### Goal
Pull out each line of the records holding the string "fica".

--- START Excerpted data ---

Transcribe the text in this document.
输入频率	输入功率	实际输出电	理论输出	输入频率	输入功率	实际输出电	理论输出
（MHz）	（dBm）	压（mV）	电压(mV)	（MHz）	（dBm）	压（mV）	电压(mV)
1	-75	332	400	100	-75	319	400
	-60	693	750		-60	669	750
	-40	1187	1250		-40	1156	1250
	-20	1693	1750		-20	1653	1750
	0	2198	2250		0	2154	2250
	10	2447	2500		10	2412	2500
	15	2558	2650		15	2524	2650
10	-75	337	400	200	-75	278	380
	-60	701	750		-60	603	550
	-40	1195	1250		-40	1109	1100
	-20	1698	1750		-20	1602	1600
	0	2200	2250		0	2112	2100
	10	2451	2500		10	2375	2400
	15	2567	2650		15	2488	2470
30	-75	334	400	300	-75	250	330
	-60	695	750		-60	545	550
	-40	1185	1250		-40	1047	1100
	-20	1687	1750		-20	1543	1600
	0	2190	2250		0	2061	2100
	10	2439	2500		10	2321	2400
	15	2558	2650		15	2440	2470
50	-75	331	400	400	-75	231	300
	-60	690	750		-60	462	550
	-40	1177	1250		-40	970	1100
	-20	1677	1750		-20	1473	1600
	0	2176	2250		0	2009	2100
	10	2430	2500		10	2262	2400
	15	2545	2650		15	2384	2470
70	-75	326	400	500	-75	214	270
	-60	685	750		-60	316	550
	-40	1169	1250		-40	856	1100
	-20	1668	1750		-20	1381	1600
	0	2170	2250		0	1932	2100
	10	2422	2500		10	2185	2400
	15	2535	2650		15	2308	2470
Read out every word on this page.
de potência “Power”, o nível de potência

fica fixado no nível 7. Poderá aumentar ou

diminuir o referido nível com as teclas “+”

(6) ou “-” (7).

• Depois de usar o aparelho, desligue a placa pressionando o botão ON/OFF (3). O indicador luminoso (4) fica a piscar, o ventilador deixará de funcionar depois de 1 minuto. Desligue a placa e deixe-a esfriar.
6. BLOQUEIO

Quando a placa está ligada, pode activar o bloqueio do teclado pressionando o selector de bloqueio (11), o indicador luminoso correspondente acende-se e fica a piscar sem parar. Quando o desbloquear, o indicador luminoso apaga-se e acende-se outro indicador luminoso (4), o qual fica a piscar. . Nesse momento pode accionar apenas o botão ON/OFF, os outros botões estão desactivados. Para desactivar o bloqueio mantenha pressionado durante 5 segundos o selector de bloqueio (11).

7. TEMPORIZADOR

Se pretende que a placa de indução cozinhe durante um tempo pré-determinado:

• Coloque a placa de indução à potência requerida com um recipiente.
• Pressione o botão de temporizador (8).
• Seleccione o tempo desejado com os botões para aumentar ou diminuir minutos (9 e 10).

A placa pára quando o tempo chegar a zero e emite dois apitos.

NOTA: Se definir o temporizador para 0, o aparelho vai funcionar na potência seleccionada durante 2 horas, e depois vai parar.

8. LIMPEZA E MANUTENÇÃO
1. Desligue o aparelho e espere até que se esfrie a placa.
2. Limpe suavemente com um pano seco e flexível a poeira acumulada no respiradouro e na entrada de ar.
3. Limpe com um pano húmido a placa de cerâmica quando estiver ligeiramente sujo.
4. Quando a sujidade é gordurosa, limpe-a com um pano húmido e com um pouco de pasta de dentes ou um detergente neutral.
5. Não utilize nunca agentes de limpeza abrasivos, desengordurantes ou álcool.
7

--- END Excerpted data ---

### Answer for this exercise
fica fixado no nível 7. Poderá aumentar ou
• Depois de usar o aparelho, desligue a placa pressionando o botão ON/OFF (3). O indicador luminoso (4) fica a piscar, o ventilador deixará de funcionar depois de 1 minuto. Desligue a placa e deixe-a esfriar.
Quando a placa está ligada, pode activar o bloqueio do teclado pressionando o selector de bloqueio (11), o indicador luminoso correspondente acende-se e fica a piscar sem parar. Quando o desbloquear, o indicador luminoso apaga-se e acende-se outro indicador luminoso (4), o qual fica a piscar. . Nesse momento pode accionar apenas o botão ON/OFF, os outros botões estão desactivados. Para desactivar o bloqueio mantenha pressionado durante 5 segundos o selector de bloqueio (11).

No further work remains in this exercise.